## [ENTRIES SUPPLIED]

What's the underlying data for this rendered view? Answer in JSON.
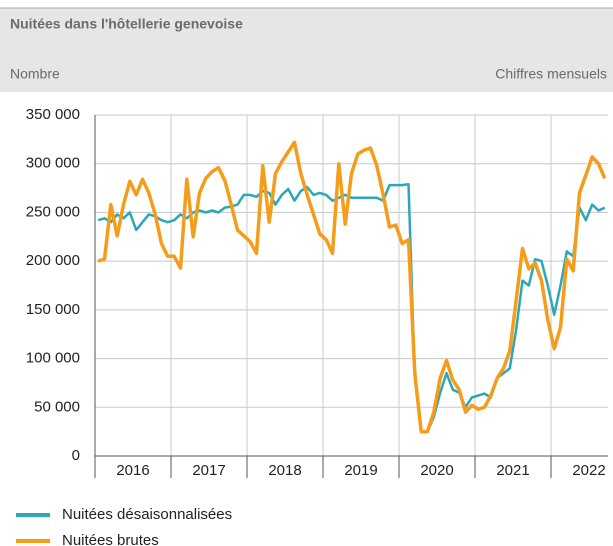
{
  "chart_data": {
    "type": "line",
    "title": "Nuitées dans l'hôtellerie genevoise",
    "subtitle": "Chiffres mensuels",
    "y_label": "Nombre",
    "categories": [
      null,
      null,
      null,
      null,
      null,
      null,
      "2016",
      null,
      null,
      null,
      null,
      null,
      null,
      null,
      null,
      null,
      null,
      null,
      "2017",
      null,
      null,
      null,
      null,
      null,
      null,
      null,
      null,
      null,
      null,
      null,
      "2018",
      null,
      null,
      null,
      null,
      null,
      null,
      null,
      null,
      null,
      null,
      null,
      "2019",
      null,
      null,
      null,
      null,
      null,
      null,
      null,
      null,
      null,
      null,
      null,
      "2020",
      null,
      null,
      null,
      null,
      null,
      null,
      null,
      null,
      null,
      null,
      null,
      "2021",
      null,
      null,
      null,
      null,
      null,
      null,
      null,
      null,
      null,
      null,
      null,
      "2022",
      null,
      null
    ],
    "series": [
      {
        "name": "Nuitées désaisonnalisées",
        "color": "#2aa8b8",
        "values": [
          242000,
          244000,
          240000,
          248000,
          244000,
          250000,
          232000,
          240000,
          248000,
          246000,
          242000,
          240000,
          242000,
          248000,
          244000,
          250000,
          252000,
          250000,
          252000,
          250000,
          255000,
          256000,
          258000,
          268000,
          268000,
          266000,
          272000,
          270000,
          258000,
          268000,
          274000,
          262000,
          272000,
          276000,
          268000,
          270000,
          268000,
          262000,
          265000,
          268000,
          265000,
          265000,
          265000,
          265000,
          265000,
          262000,
          278000,
          278000,
          278000,
          279000,
          80000,
          25000,
          25000,
          40000,
          65000,
          85000,
          68000,
          65000,
          50000,
          60000,
          62000,
          64000,
          60000,
          80000,
          85000,
          90000,
          130000,
          180000,
          175000,
          202000,
          200000,
          175000,
          145000,
          175000,
          210000,
          205000,
          255000,
          242000,
          258000,
          252000,
          255000
        ]
      },
      {
        "name": "Nuitées brutes",
        "color": "#f59d1a",
        "values": [
          200000,
          202000,
          258000,
          226000,
          258000,
          282000,
          268000,
          284000,
          270000,
          248000,
          218000,
          205000,
          205000,
          193000,
          284000,
          225000,
          270000,
          285000,
          292000,
          296000,
          283000,
          258000,
          232000,
          226000,
          220000,
          208000,
          298000,
          240000,
          290000,
          302000,
          312000,
          322000,
          290000,
          268000,
          248000,
          228000,
          222000,
          208000,
          300000,
          238000,
          290000,
          310000,
          314000,
          316000,
          298000,
          268000,
          235000,
          237000,
          218000,
          222000,
          85000,
          25000,
          25000,
          45000,
          80000,
          98000,
          78000,
          68000,
          45000,
          52000,
          48000,
          50000,
          62000,
          80000,
          90000,
          108000,
          160000,
          213000,
          192000,
          198000,
          180000,
          140000,
          110000,
          132000,
          202000,
          190000,
          270000,
          288000,
          307000,
          300000,
          285000
        ]
      }
    ],
    "ylim": [
      0,
      350000
    ],
    "yticks": [
      0,
      {
        "value": 50000,
        "label": "50 000"
      },
      {
        "value": 100000,
        "label": "100 000"
      },
      {
        "value": 150000,
        "label": "150 000"
      },
      {
        "value": 200000,
        "label": "200 000"
      },
      {
        "value": 250000,
        "label": "250 000"
      },
      {
        "value": 300000,
        "label": "300 000"
      },
      {
        "value": 350000,
        "label": "350 000"
      }
    ],
    "grid": true,
    "legend": "bottom"
  }
}
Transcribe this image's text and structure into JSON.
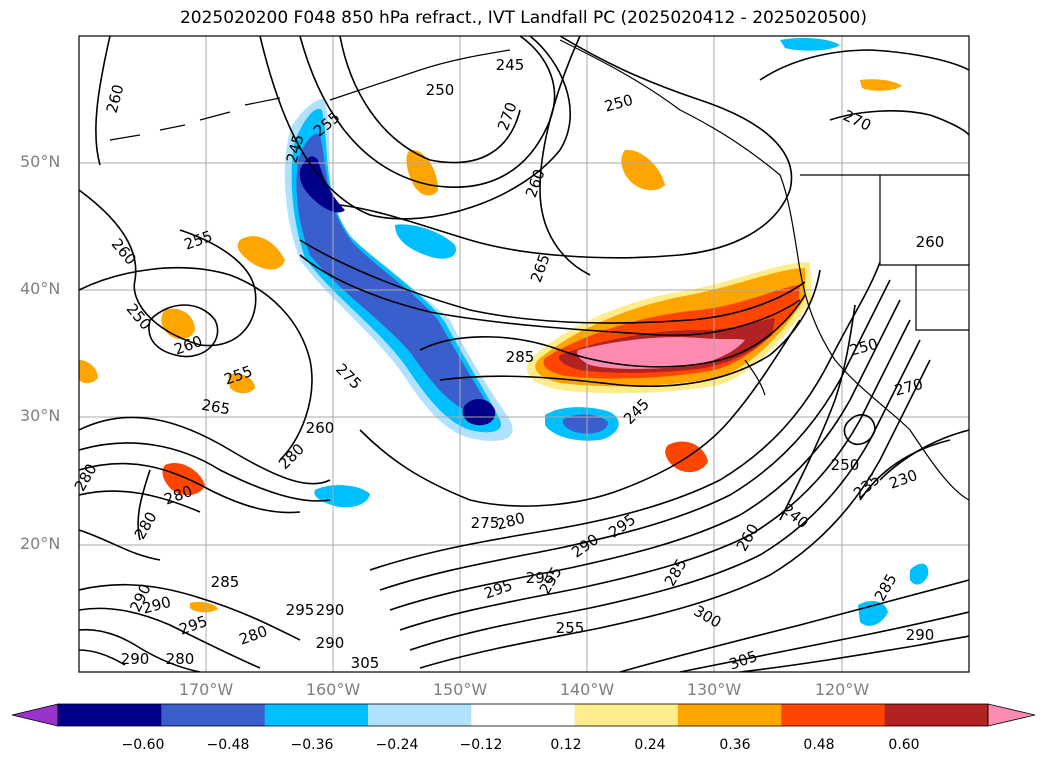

## [WORK TO DO]
Identify and copy the lines holding the word "JSON".

## [FULL RESPONSE]
What's the underlying data for this rendered view? Answer in JSON.
Transcribe this image's text and structure into JSON.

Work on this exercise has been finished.